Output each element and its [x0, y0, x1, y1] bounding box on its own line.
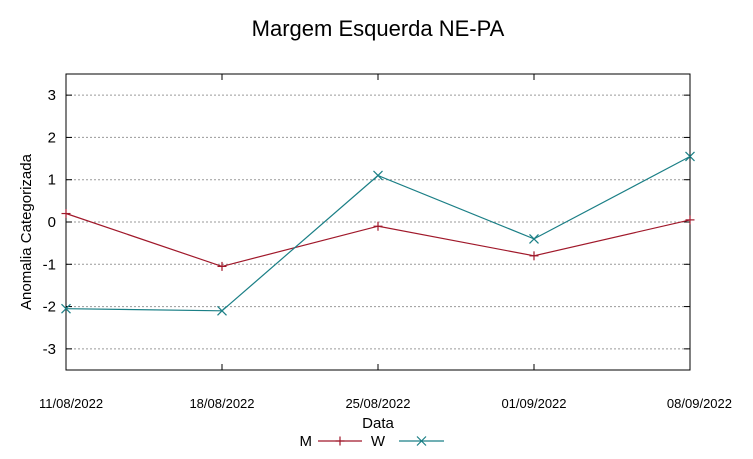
marker-cross [373, 170, 383, 181]
data-point [373, 170, 383, 181]
chart-title: Margem Esquerda NE-PA [252, 16, 505, 41]
data-point [373, 221, 383, 231]
y-tick-label: 3 [48, 87, 56, 104]
data-point [529, 251, 539, 261]
series-line-M [65, 212, 691, 268]
x-tick-label: 11/08/2022 [39, 396, 103, 411]
y-tick-label: 2 [48, 129, 56, 146]
x-tick-label: 01/09/2022 [501, 396, 566, 411]
y-tick-label: -3 [43, 341, 56, 358]
y-tick-label: -1 [43, 256, 56, 273]
marker-cross [217, 305, 227, 316]
series-W [61, 151, 695, 316]
x-tick-label: 25/08/2022 [345, 396, 410, 411]
x-axis-label: Data [362, 415, 394, 432]
data-point [217, 261, 227, 271]
data-point [61, 303, 71, 314]
data-point [685, 215, 695, 225]
series-layer [61, 151, 695, 316]
legend-label: W [371, 433, 386, 450]
data-point [61, 209, 71, 219]
legend-item-M: M [300, 433, 362, 450]
y-axis-ticks: -3 -2 -1 0 1 2 3 [43, 87, 690, 358]
y-tick-label: 0 [48, 214, 56, 231]
data-point [685, 151, 695, 162]
series-M [61, 209, 695, 271]
legend-item-W: W [371, 433, 444, 450]
marker-cross [416, 436, 427, 446]
gridlines [66, 94, 690, 350]
marker-cross [61, 303, 71, 314]
marker-cross [685, 151, 695, 162]
marker-cross [529, 233, 539, 244]
y-tick-label: -2 [43, 299, 56, 316]
x-tick-label: 18/08/2022 [189, 396, 254, 411]
y-tick-label: 1 [48, 172, 56, 189]
data-point [217, 305, 227, 316]
x-axis-ticks: 11/08/2022 18/08/2022 25/08/2022 01/09/2022… [39, 74, 732, 411]
data-point [529, 233, 539, 244]
y-axis-label: Anomalia Categorizada [18, 153, 35, 310]
legend-label: M [300, 433, 313, 450]
x-tick-label: 08/09/2022 [667, 396, 732, 411]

=====

What the task asks:
Reproduce the lines of the items with every "data-point" swapped for "point-marker" and everything else unchanged. Omit the picture.

Finished exercise:
Output each element and its [x0, y0, x1, y1] bounding box on its own line.
marker-cross [373, 170, 383, 181]
point-marker [373, 170, 383, 181]
chart-title: Margem Esquerda NE-PA [252, 16, 505, 41]
point-marker [373, 221, 383, 231]
y-tick-label: 3 [48, 87, 56, 104]
point-marker [529, 251, 539, 261]
series-line-M [65, 212, 691, 268]
x-tick-label: 11/08/2022 [39, 396, 103, 411]
y-tick-label: 2 [48, 129, 56, 146]
x-tick-label: 01/09/2022 [501, 396, 566, 411]
y-tick-label: -3 [43, 341, 56, 358]
y-tick-label: -1 [43, 256, 56, 273]
marker-cross [217, 305, 227, 316]
series-W [61, 151, 695, 316]
x-tick-label: 25/08/2022 [345, 396, 410, 411]
x-axis-label: Data [362, 415, 394, 432]
point-marker [217, 261, 227, 271]
point-marker [61, 303, 71, 314]
point-marker [685, 215, 695, 225]
series-layer [61, 151, 695, 316]
legend-label: W [371, 433, 386, 450]
point-marker [61, 209, 71, 219]
legend-item-M: M [300, 433, 362, 450]
y-axis-ticks: -3 -2 -1 0 1 2 3 [43, 87, 690, 358]
y-tick-label: 0 [48, 214, 56, 231]
point-marker [685, 151, 695, 162]
series-M [61, 209, 695, 271]
legend-item-W: W [371, 433, 444, 450]
marker-cross [416, 436, 427, 446]
gridlines [66, 94, 690, 350]
marker-cross [61, 303, 71, 314]
marker-cross [685, 151, 695, 162]
marker-cross [529, 233, 539, 244]
y-tick-label: -2 [43, 299, 56, 316]
x-tick-label: 18/08/2022 [189, 396, 254, 411]
y-tick-label: 1 [48, 172, 56, 189]
point-marker [217, 305, 227, 316]
x-axis-ticks: 11/08/2022 18/08/2022 25/08/2022 01/09/2022… [39, 74, 732, 411]
point-marker [529, 233, 539, 244]
y-axis-label: Anomalia Categorizada [18, 153, 35, 310]
legend-label: M [300, 433, 313, 450]
x-tick-label: 08/09/2022 [667, 396, 732, 411]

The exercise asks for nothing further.